[start TASK DATA]

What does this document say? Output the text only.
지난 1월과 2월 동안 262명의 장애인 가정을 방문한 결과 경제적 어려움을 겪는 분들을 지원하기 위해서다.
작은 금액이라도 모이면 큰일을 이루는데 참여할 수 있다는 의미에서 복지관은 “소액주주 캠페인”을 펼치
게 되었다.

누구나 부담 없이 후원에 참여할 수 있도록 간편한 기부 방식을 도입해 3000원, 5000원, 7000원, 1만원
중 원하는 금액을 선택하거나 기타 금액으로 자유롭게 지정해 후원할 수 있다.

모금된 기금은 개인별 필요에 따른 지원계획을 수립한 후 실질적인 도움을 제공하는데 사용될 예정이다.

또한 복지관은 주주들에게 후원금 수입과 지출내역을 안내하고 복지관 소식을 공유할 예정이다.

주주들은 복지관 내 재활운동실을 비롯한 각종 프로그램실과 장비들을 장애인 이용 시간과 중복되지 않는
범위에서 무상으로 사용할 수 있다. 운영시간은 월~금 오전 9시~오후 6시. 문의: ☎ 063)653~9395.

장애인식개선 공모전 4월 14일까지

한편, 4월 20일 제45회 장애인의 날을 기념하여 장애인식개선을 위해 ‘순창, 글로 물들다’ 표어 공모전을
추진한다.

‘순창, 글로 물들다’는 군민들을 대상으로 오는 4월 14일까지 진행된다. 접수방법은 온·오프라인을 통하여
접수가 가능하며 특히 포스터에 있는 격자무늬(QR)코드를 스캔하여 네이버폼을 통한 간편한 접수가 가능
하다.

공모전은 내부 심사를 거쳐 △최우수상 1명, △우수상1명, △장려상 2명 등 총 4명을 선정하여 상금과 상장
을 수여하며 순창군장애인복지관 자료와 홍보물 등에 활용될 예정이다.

[end TASK DATA]

## WORK TO BE COMPLETED
Your task is to reproduce the whole listing exactly.

## EXERCISE OUTPUT
What does this document say? Output the text only.
지난 1월과 2월 동안 262명의 장애인 가정을 방문한 결과 경제적 어려움을 겪는 분들을 지원하기 위해서다.
작은 금액이라도 모이면 큰일을 이루는데 참여할 수 있다는 의미에서 복지관은 “소액주주 캠페인”을 펼치
게 되었다.

누구나 부담 없이 후원에 참여할 수 있도록 간편한 기부 방식을 도입해 3000원, 5000원, 7000원, 1만원
중 원하는 금액을 선택하거나 기타 금액으로 자유롭게 지정해 후원할 수 있다.

모금된 기금은 개인별 필요에 따른 지원계획을 수립한 후 실질적인 도움을 제공하는데 사용될 예정이다.

또한 복지관은 주주들에게 후원금 수입과 지출내역을 안내하고 복지관 소식을 공유할 예정이다.

주주들은 복지관 내 재활운동실을 비롯한 각종 프로그램실과 장비들을 장애인 이용 시간과 중복되지 않는
범위에서 무상으로 사용할 수 있다. 운영시간은 월~금 오전 9시~오후 6시. 문의: ☎ 063)653~9395.

장애인식개선 공모전 4월 14일까지

한편, 4월 20일 제45회 장애인의 날을 기념하여 장애인식개선을 위해 ‘순창, 글로 물들다’ 표어 공모전을
추진한다.

‘순창, 글로 물들다’는 군민들을 대상으로 오는 4월 14일까지 진행된다. 접수방법은 온·오프라인을 통하여
접수가 가능하며 특히 포스터에 있는 격자무늬(QR)코드를 스캔하여 네이버폼을 통한 간편한 접수가 가능
하다.

공모전은 내부 심사를 거쳐 △최우수상 1명, △우수상1명, △장려상 2명 등 총 4명을 선정하여 상금과 상장
을 수여하며 순창군장애인복지관 자료와 홍보물 등에 활용될 예정이다.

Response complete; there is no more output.